Entries from a dataset
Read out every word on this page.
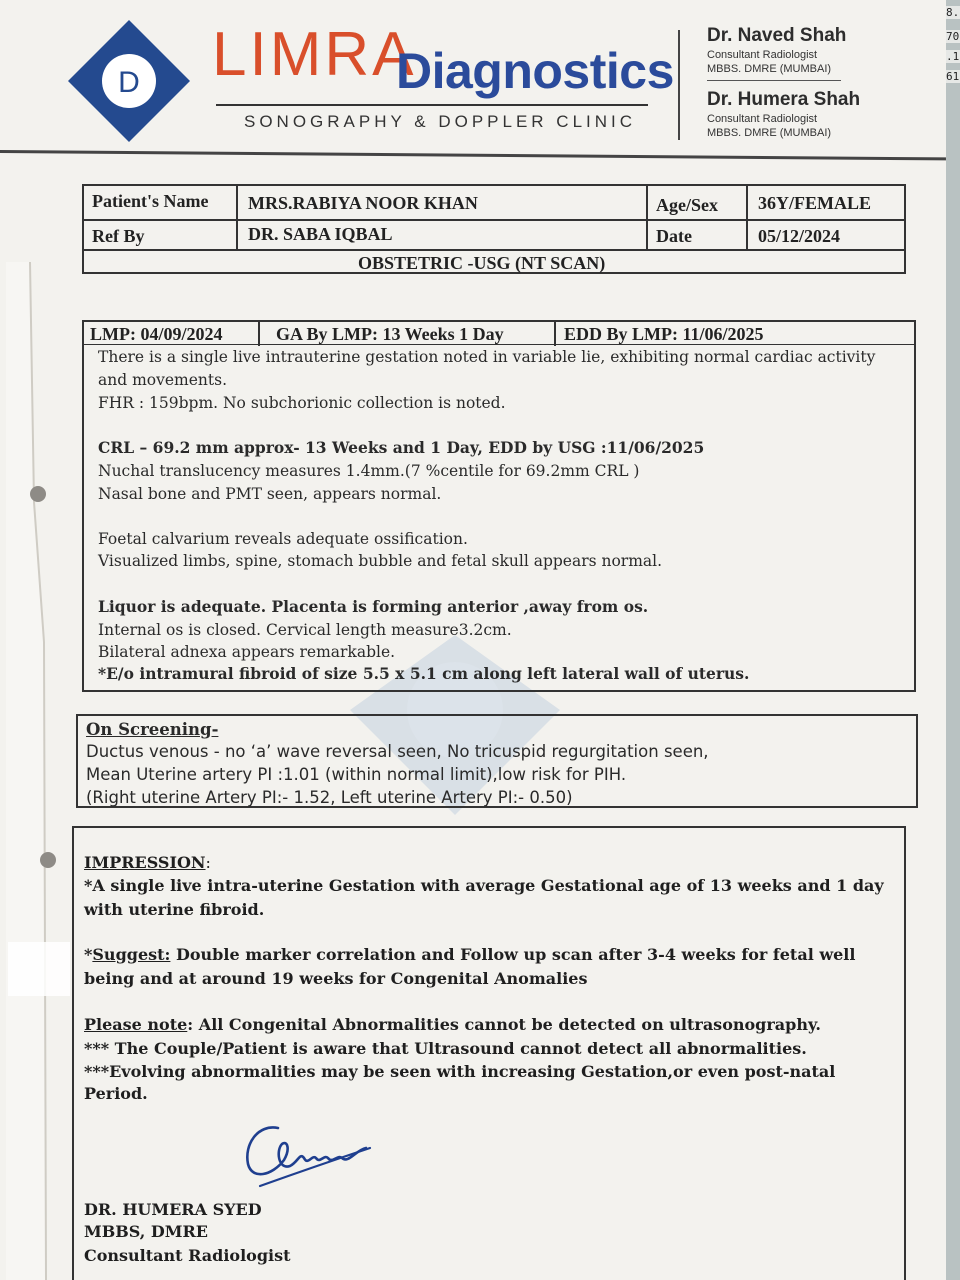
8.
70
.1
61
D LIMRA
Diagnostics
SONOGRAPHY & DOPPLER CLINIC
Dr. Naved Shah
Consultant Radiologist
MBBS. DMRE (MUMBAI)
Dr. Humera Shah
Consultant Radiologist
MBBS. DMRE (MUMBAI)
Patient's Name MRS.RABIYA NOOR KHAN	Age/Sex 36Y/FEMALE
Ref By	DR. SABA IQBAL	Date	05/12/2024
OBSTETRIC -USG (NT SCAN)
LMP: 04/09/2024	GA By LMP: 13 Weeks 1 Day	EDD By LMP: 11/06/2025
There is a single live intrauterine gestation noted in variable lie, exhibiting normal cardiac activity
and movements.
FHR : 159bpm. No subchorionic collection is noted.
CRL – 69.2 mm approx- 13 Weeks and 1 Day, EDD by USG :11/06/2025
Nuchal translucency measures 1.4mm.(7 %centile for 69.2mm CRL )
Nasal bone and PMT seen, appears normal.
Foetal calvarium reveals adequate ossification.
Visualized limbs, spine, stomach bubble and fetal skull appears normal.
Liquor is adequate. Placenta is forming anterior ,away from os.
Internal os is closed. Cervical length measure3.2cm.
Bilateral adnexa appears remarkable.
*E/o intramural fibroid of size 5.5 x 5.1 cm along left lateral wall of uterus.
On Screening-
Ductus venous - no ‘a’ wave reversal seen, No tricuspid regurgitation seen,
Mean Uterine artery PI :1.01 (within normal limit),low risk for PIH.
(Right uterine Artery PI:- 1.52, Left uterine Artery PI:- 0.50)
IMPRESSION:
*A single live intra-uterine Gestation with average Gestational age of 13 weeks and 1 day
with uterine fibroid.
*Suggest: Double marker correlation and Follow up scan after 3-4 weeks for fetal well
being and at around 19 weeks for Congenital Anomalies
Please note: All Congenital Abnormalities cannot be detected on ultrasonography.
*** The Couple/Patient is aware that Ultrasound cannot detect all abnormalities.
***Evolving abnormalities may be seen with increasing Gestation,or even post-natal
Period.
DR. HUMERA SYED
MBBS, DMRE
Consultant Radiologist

...

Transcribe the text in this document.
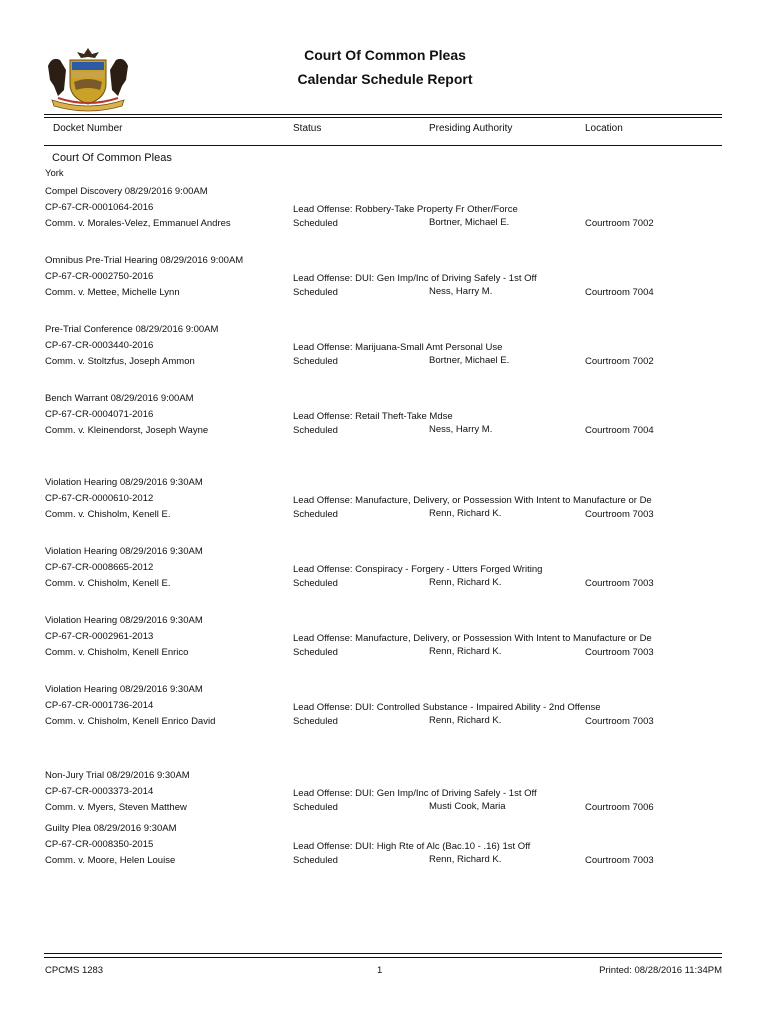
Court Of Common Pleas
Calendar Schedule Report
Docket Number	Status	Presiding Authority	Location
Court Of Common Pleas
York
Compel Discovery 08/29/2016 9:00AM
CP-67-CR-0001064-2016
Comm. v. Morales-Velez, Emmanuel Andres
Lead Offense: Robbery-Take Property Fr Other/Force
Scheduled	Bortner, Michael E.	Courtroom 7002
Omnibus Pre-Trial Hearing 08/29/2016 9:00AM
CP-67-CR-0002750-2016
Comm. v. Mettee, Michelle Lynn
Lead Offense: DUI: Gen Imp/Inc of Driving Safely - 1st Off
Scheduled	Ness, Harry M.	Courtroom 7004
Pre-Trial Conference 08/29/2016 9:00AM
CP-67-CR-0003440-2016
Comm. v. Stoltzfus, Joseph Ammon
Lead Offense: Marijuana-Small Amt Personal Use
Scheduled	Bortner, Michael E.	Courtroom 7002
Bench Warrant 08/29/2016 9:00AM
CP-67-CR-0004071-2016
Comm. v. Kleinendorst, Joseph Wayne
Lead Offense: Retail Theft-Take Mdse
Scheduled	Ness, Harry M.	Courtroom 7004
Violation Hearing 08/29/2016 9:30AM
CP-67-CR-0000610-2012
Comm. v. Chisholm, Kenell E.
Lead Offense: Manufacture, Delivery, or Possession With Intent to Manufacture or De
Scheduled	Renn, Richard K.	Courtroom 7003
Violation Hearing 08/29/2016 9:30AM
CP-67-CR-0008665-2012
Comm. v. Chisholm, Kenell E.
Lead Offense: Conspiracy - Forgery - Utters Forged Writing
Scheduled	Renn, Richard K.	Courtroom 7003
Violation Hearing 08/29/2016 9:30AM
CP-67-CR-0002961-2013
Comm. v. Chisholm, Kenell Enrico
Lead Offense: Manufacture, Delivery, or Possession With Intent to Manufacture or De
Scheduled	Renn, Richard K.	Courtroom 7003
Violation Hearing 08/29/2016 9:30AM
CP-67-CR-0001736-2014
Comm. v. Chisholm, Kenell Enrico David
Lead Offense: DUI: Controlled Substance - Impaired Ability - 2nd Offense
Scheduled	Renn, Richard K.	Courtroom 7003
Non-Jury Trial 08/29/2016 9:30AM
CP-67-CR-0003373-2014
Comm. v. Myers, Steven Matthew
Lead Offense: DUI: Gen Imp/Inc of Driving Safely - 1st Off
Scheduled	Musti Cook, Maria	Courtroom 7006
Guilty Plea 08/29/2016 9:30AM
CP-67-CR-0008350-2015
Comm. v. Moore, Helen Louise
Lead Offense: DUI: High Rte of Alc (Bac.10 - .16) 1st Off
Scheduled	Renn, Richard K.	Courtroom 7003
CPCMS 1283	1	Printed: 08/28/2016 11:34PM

- _Task prompt_: Collect each line of the entries that has the word "Lead", copying it in full.

- _Complete answer_:
Lead Offense: Robbery-Take Property Fr Other/Force
Lead Offense: DUI: Gen Imp/Inc of Driving Safely - 1st Off
Lead Offense: Marijuana-Small Amt Personal Use
Lead Offense: Retail Theft-Take Mdse
Lead Offense: Manufacture, Delivery, or Possession With Intent to Manufacture or De
Lead Offense: Conspiracy - Forgery - Utters Forged Writing
Lead Offense: Manufacture, Delivery, or Possession With Intent to Manufacture or De
Lead Offense: DUI: Controlled Substance - Impaired Ability - 2nd Offense
Lead Offense: DUI: Gen Imp/Inc of Driving Safely - 1st Off
Lead Offense: DUI: High Rte of Alc (Bac.10 - .16) 1st Off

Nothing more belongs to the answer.